STORED RECORDS |

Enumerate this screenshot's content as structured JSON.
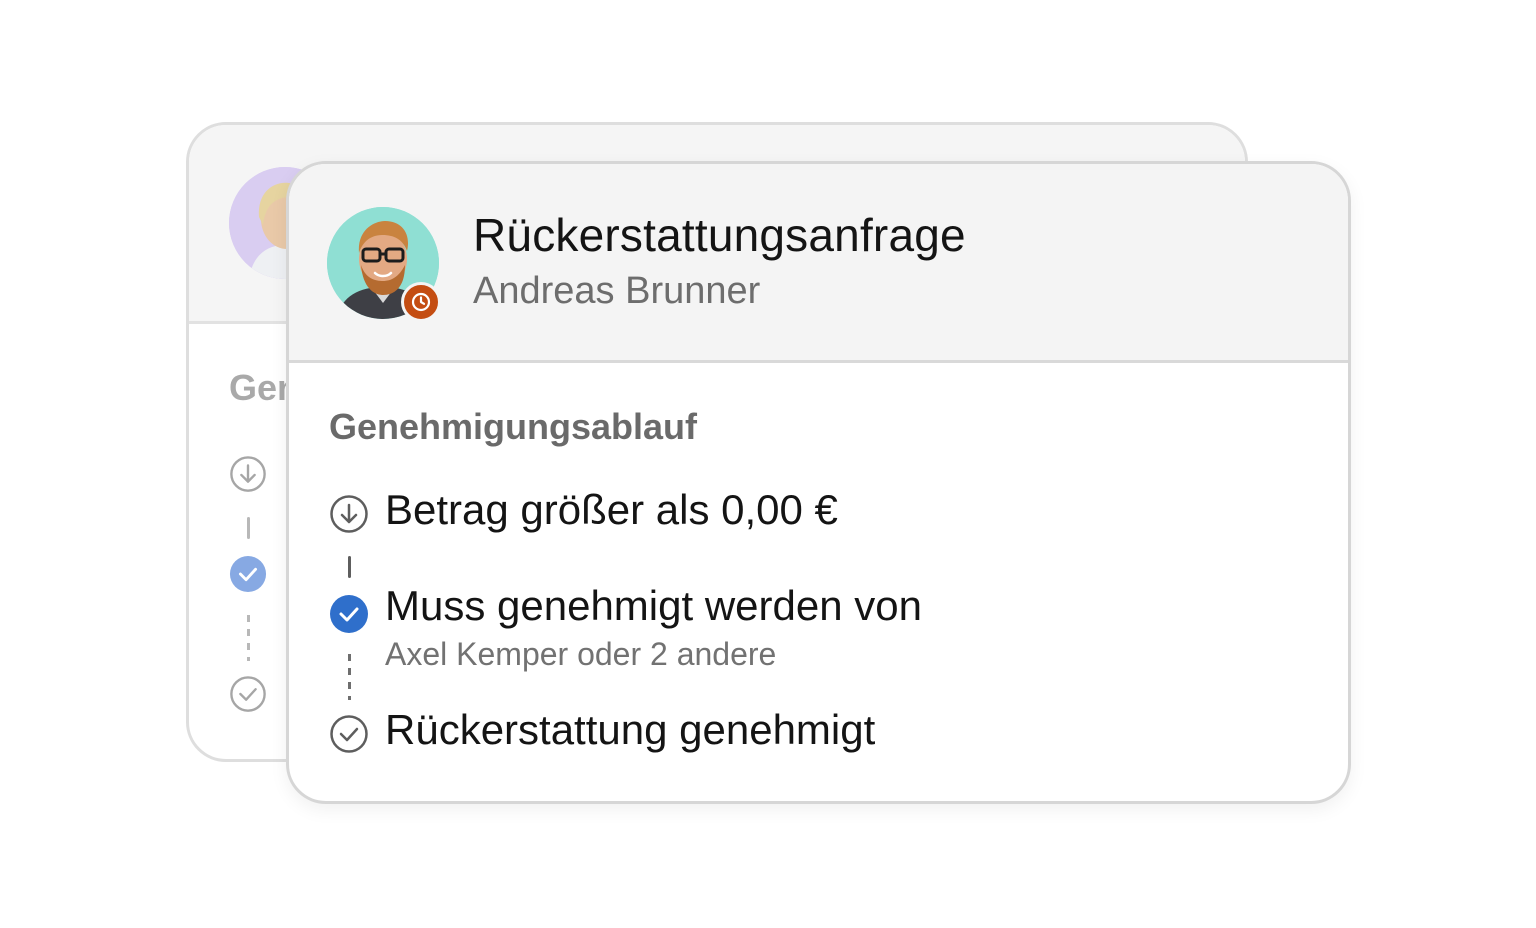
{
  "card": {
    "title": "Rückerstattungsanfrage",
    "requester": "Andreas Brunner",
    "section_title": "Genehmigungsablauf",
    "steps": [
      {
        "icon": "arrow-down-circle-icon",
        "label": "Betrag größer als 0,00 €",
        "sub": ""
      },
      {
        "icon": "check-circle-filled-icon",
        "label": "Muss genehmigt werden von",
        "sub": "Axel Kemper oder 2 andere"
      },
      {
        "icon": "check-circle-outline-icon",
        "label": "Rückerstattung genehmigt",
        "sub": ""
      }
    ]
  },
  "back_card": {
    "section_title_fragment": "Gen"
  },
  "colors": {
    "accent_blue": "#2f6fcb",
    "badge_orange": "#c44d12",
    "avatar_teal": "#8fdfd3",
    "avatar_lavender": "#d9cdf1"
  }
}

* * *

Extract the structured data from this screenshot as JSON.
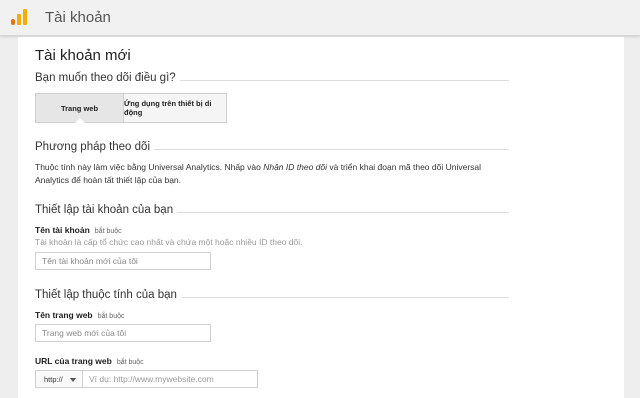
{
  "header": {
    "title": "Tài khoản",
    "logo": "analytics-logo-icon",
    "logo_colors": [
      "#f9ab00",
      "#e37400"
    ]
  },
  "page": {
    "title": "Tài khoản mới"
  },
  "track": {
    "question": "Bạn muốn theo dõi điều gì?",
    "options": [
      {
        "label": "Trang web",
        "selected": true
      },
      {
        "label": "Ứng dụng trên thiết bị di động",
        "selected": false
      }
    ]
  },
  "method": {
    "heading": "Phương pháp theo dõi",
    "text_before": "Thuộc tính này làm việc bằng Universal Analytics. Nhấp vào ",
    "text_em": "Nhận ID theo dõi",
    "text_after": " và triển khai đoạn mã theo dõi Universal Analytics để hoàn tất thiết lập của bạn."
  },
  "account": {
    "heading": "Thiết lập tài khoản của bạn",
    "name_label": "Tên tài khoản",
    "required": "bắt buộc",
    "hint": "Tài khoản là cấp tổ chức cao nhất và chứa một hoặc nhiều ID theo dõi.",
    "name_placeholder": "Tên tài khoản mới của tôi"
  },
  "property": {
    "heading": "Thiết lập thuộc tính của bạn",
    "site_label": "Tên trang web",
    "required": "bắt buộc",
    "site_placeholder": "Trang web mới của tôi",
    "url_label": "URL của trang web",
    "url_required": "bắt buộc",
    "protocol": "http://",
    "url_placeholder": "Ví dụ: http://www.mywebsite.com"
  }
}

==

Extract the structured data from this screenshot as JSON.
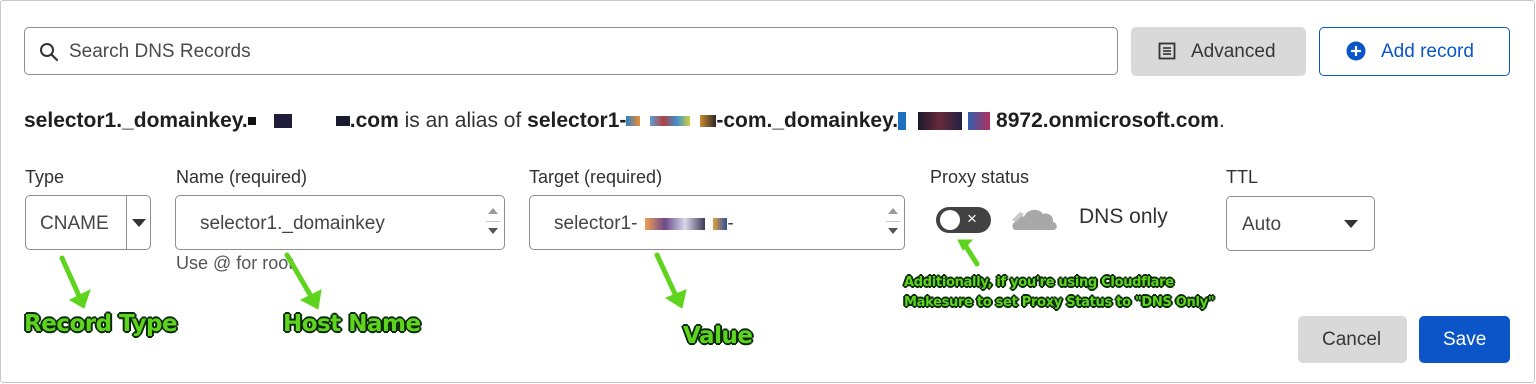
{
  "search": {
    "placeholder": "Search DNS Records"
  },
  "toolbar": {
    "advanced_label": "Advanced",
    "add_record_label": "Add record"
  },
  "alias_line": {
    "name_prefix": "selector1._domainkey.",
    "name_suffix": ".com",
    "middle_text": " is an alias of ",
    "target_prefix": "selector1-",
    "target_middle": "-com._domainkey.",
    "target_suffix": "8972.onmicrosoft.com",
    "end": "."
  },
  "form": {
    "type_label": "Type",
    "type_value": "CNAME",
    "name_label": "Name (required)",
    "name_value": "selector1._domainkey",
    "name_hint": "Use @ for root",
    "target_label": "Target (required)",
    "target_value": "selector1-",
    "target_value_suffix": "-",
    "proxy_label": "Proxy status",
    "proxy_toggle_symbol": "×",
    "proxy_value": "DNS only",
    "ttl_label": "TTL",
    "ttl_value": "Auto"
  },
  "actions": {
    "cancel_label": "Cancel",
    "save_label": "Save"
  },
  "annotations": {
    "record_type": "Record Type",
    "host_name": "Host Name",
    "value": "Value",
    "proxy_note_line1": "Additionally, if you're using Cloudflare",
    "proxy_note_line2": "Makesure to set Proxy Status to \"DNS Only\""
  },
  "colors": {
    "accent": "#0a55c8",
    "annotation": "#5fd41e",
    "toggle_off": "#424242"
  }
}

SHORT EXERCISE | Filter the entries and copy out every line with the word "tính".

FINISHED ANSWER |
    "text_before": "Thuộc tính này làm việc bằng Universal Analytics. Nhấp vào ",
    "heading": "Thiết lập thuộc tính của bạn",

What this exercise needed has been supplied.